• Exercise aim
List all lines in the material below that contain "evaluate".
===== Information given =====
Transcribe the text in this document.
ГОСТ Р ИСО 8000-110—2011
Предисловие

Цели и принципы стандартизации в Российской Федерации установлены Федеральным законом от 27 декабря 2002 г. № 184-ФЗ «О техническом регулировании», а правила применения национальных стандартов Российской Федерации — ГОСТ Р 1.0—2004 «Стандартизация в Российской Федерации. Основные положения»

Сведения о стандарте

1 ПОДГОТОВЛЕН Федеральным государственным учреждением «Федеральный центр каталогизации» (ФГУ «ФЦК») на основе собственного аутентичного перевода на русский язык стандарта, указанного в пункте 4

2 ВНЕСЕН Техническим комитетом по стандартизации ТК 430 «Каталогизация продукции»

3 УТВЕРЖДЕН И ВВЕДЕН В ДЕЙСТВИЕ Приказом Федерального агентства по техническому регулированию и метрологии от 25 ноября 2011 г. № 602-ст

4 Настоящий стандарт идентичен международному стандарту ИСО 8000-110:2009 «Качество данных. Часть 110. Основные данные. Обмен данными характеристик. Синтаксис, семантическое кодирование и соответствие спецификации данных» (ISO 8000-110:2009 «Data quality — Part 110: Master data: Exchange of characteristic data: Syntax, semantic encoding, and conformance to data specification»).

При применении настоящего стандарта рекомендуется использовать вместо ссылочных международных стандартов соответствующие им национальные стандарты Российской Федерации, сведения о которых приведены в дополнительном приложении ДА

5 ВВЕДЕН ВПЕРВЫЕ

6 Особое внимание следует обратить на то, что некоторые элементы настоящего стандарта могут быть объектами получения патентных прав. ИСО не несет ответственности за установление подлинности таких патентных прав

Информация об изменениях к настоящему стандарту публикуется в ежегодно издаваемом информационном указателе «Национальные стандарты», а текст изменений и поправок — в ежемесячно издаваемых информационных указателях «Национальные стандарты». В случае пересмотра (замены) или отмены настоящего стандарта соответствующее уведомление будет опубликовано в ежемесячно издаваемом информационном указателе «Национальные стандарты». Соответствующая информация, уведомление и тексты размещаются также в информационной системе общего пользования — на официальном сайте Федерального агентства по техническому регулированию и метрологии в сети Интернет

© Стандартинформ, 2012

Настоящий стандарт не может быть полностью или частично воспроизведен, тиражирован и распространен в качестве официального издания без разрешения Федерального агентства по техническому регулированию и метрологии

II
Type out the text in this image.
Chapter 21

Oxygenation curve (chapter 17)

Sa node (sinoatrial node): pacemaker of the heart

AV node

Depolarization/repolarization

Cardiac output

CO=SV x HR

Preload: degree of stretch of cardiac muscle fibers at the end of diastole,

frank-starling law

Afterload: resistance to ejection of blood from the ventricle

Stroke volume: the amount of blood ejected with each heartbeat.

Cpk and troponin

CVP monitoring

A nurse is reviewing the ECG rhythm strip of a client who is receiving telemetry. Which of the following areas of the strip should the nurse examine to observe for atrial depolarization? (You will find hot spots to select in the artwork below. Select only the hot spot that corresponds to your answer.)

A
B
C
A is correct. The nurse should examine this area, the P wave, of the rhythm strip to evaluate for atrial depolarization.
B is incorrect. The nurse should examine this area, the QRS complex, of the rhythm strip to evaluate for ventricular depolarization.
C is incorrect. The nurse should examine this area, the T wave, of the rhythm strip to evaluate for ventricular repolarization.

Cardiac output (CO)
=====
• Full output
A is correct. The nurse should examine this area, the P wave, of the rhythm strip to evaluate for atrial depolarization.
B is incorrect. The nurse should examine this area, the QRS complex, of the rhythm strip to evaluate for ventricular depolarization.
C is incorrect. The nurse should examine this area, the T wave, of the rhythm strip to evaluate for ventricular repolarization.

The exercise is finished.